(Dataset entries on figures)

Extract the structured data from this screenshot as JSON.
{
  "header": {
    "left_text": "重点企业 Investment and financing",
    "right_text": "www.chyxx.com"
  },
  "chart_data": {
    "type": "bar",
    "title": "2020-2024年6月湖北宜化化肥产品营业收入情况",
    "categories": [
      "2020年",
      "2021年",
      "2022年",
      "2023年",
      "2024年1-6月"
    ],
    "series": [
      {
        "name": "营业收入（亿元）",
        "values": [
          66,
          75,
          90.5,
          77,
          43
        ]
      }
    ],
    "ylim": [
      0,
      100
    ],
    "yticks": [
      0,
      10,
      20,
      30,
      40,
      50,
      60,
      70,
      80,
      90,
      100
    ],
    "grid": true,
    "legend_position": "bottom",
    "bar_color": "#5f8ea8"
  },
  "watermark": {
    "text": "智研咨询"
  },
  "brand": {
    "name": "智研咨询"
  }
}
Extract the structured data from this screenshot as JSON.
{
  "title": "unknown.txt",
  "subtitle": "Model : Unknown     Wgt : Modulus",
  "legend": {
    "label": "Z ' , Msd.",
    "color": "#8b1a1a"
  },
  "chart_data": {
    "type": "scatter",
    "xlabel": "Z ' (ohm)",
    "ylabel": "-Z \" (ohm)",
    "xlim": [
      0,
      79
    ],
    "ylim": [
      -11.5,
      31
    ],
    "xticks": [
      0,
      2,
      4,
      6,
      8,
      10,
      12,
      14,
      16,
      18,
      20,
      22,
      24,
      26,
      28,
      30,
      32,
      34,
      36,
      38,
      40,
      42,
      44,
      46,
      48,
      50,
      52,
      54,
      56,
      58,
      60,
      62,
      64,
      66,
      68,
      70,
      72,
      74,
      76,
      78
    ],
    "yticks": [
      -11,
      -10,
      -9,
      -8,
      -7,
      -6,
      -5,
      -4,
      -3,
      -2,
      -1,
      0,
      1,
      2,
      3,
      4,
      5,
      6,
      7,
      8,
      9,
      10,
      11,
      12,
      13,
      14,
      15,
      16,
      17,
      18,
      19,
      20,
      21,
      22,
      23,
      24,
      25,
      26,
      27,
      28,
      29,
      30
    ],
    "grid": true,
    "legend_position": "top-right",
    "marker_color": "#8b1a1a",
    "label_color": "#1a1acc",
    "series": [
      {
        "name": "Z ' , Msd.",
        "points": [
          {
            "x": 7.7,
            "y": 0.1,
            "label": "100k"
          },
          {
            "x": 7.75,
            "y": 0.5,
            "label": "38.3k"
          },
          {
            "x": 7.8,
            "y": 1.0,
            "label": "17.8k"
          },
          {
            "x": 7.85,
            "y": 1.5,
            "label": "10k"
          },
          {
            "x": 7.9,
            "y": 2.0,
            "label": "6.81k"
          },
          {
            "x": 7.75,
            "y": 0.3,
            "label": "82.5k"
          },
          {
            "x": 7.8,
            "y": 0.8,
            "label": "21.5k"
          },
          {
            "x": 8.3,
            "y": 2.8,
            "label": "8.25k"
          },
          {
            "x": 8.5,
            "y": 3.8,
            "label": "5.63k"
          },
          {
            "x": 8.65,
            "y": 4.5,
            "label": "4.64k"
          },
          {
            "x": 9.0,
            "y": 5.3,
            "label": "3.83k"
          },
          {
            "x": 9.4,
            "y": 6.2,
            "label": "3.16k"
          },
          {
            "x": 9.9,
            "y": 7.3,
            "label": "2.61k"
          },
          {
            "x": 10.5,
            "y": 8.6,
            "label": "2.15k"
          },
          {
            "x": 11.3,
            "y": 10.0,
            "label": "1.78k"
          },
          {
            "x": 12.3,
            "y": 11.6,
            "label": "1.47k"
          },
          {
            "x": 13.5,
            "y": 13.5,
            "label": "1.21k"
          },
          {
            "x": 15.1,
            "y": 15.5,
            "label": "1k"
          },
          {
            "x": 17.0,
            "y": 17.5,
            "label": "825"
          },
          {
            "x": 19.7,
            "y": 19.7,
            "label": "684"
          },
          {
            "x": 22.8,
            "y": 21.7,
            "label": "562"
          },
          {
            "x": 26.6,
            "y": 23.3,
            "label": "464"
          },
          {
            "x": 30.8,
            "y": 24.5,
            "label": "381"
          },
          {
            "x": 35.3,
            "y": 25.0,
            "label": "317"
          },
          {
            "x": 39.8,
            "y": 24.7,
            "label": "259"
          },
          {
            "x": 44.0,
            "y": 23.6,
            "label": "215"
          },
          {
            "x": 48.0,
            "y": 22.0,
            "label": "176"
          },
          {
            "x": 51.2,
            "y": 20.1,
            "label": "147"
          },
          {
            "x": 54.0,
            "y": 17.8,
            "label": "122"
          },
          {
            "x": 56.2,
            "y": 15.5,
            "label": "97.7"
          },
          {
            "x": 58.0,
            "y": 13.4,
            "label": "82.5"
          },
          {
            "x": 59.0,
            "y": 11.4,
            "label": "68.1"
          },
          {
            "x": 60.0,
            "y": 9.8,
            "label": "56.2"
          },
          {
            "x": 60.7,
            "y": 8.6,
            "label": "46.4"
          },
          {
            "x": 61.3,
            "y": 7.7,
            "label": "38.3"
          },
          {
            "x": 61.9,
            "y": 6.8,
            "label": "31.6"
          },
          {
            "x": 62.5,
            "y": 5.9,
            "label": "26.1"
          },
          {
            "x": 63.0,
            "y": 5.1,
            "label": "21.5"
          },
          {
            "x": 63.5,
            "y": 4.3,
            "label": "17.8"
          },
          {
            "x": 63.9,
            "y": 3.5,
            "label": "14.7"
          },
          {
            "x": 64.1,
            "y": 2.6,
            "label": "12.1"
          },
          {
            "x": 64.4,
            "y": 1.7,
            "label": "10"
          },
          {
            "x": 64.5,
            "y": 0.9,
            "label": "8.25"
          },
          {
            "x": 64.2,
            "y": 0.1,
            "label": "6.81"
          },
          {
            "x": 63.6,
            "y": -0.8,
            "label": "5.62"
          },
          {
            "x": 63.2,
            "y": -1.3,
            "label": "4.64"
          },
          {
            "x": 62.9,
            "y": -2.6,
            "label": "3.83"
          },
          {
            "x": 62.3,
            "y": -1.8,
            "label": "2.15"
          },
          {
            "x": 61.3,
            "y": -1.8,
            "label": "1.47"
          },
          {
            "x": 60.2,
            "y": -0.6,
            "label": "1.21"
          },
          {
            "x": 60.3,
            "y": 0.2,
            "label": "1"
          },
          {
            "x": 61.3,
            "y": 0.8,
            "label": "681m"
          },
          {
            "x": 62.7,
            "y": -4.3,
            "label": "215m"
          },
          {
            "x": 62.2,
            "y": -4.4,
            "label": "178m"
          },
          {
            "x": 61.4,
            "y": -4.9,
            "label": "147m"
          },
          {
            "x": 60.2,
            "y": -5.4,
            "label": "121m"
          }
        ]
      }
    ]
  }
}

> What to do:
Transcribe each entry exactly.

> Answer to the task:
Extract the structured data from this screenshot as JSON.
{
  "header": {
    "left_text": "重点企业 Investment and financing",
    "right_text": "www.chyxx.com"
  },
  "chart_data": {
    "type": "bar",
    "title": "2020-2024年6月湖北宜化化肥产品营业收入情况",
    "categories": [
      "2020年",
      "2021年",
      "2022年",
      "2023年",
      "2024年1-6月"
    ],
    "series": [
      {
        "name": "营业收入（亿元）",
        "values": [
          66,
          75,
          90.5,
          77,
          43
        ]
      }
    ],
    "ylim": [
      0,
      100
    ],
    "yticks": [
      0,
      10,
      20,
      30,
      40,
      50,
      60,
      70,
      80,
      90,
      100
    ],
    "grid": true,
    "legend_position": "bottom",
    "bar_color": "#5f8ea8"
  },
  "watermark": {
    "text": "智研咨询"
  },
  "brand": {
    "name": "智研咨询"
  }
}
Extract the structured data from this screenshot as JSON.
{
  "title": "unknown.txt",
  "subtitle": "Model : Unknown     Wgt : Modulus",
  "legend": {
    "label": "Z ' , Msd.",
    "color": "#8b1a1a"
  },
  "chart_data": {
    "type": "scatter",
    "xlabel": "Z ' (ohm)",
    "ylabel": "-Z \" (ohm)",
    "xlim": [
      0,
      79
    ],
    "ylim": [
      -11.5,
      31
    ],
    "xticks": [
      0,
      2,
      4,
      6,
      8,
      10,
      12,
      14,
      16,
      18,
      20,
      22,
      24,
      26,
      28,
      30,
      32,
      34,
      36,
      38,
      40,
      42,
      44,
      46,
      48,
      50,
      52,
      54,
      56,
      58,
      60,
      62,
      64,
      66,
      68,
      70,
      72,
      74,
      76,
      78
    ],
    "yticks": [
      -11,
      -10,
      -9,
      -8,
      -7,
      -6,
      -5,
      -4,
      -3,
      -2,
      -1,
      0,
      1,
      2,
      3,
      4,
      5,
      6,
      7,
      8,
      9,
      10,
      11,
      12,
      13,
      14,
      15,
      16,
      17,
      18,
      19,
      20,
      21,
      22,
      23,
      24,
      25,
      26,
      27,
      28,
      29,
      30
    ],
    "grid": true,
    "legend_position": "top-right",
    "marker_color": "#8b1a1a",
    "label_color": "#1a1acc",
    "series": [
      {
        "name": "Z ' , Msd.",
        "points": [
          {
            "x": 7.7,
            "y": 0.1,
            "label": "100k"
          },
          {
            "x": 7.75,
            "y": 0.5,
            "label": "38.3k"
          },
          {
            "x": 7.8,
            "y": 1.0,
            "label": "17.8k"
          },
          {
            "x": 7.85,
            "y": 1.5,
            "label": "10k"
          },
          {
            "x": 7.9,
            "y": 2.0,
            "label": "6.81k"
          },
          {
            "x": 7.75,
            "y": 0.3,
            "label": "82.5k"
          },
          {
            "x": 7.8,
            "y": 0.8,
            "label": "21.5k"
          },
          {
            "x": 8.3,
            "y": 2.8,
            "label": "8.25k"
          },
          {
            "x": 8.5,
            "y": 3.8,
            "label": "5.63k"
          },
          {
            "x": 8.65,
            "y": 4.5,
            "label": "4.64k"
          },
          {
            "x": 9.0,
            "y": 5.3,
            "label": "3.83k"
          },
          {
            "x": 9.4,
            "y": 6.2,
            "label": "3.16k"
          },
          {
            "x": 9.9,
            "y": 7.3,
            "label": "2.61k"
          },
          {
            "x": 10.5,
            "y": 8.6,
            "label": "2.15k"
          },
          {
            "x": 11.3,
            "y": 10.0,
            "label": "1.78k"
          },
          {
            "x": 12.3,
            "y": 11.6,
            "label": "1.47k"
          },
          {
            "x": 13.5,
            "y": 13.5,
            "label": "1.21k"
          },
          {
            "x": 15.1,
            "y": 15.5,
            "label": "1k"
          },
          {
            "x": 17.0,
            "y": 17.5,
            "label": "825"
          },
          {
            "x": 19.7,
            "y": 19.7,
            "label": "684"
          },
          {
            "x": 22.8,
            "y": 21.7,
            "label": "562"
          },
          {
            "x": 26.6,
            "y": 23.3,
            "label": "464"
          },
          {
            "x": 30.8,
            "y": 24.5,
            "label": "381"
          },
          {
            "x": 35.3,
            "y": 25.0,
            "label": "317"
          },
          {
            "x": 39.8,
            "y": 24.7,
            "label": "259"
          },
          {
            "x": 44.0,
            "y": 23.6,
            "label": "215"
          },
          {
            "x": 48.0,
            "y": 22.0,
            "label": "176"
          },
          {
            "x": 51.2,
            "y": 20.1,
            "label": "147"
          },
          {
            "x": 54.0,
            "y": 17.8,
            "label": "122"
          },
          {
            "x": 56.2,
            "y": 15.5,
            "label": "97.7"
          },
          {
            "x": 58.0,
            "y": 13.4,
            "label": "82.5"
          },
          {
            "x": 59.0,
            "y": 11.4,
            "label": "68.1"
          },
          {
            "x": 60.0,
            "y": 9.8,
            "label": "56.2"
          },
          {
            "x": 60.7,
            "y": 8.6,
            "label": "46.4"
          },
          {
            "x": 61.3,
            "y": 7.7,
            "label": "38.3"
          },
          {
            "x": 61.9,
            "y": 6.8,
            "label": "31.6"
          },
          {
            "x": 62.5,
            "y": 5.9,
            "label": "26.1"
          },
          {
            "x": 63.0,
            "y": 5.1,
            "label": "21.5"
          },
          {
            "x": 63.5,
            "y": 4.3,
            "label": "17.8"
          },
          {
            "x": 63.9,
            "y": 3.5,
            "label": "14.7"
          },
          {
            "x": 64.1,
            "y": 2.6,
            "label": "12.1"
          },
          {
            "x": 64.4,
            "y": 1.7,
            "label": "10"
          },
          {
            "x": 64.5,
            "y": 0.9,
            "label": "8.25"
          },
          {
            "x": 64.2,
            "y": 0.1,
            "label": "6.81"
          },
          {
            "x": 63.6,
            "y": -0.8,
            "label": "5.62"
          },
          {
            "x": 63.2,
            "y": -1.3,
            "label": "4.64"
          },
          {
            "x": 62.9,
            "y": -2.6,
            "label": "3.83"
          },
          {
            "x": 62.3,
            "y": -1.8,
            "label": "2.15"
          },
          {
            "x": 61.3,
            "y": -1.8,
            "label": "1.47"
          },
          {
            "x": 60.2,
            "y": -0.6,
            "label": "1.21"
          },
          {
            "x": 60.3,
            "y": 0.2,
            "label": "1"
          },
          {
            "x": 61.3,
            "y": 0.8,
            "label": "681m"
          },
          {
            "x": 62.7,
            "y": -4.3,
            "label": "215m"
          },
          {
            "x": 62.2,
            "y": -4.4,
            "label": "178m"
          },
          {
            "x": 61.4,
            "y": -4.9,
            "label": "147m"
          },
          {
            "x": 60.2,
            "y": -5.4,
            "label": "121m"
          }
        ]
      }
    ]
  }
}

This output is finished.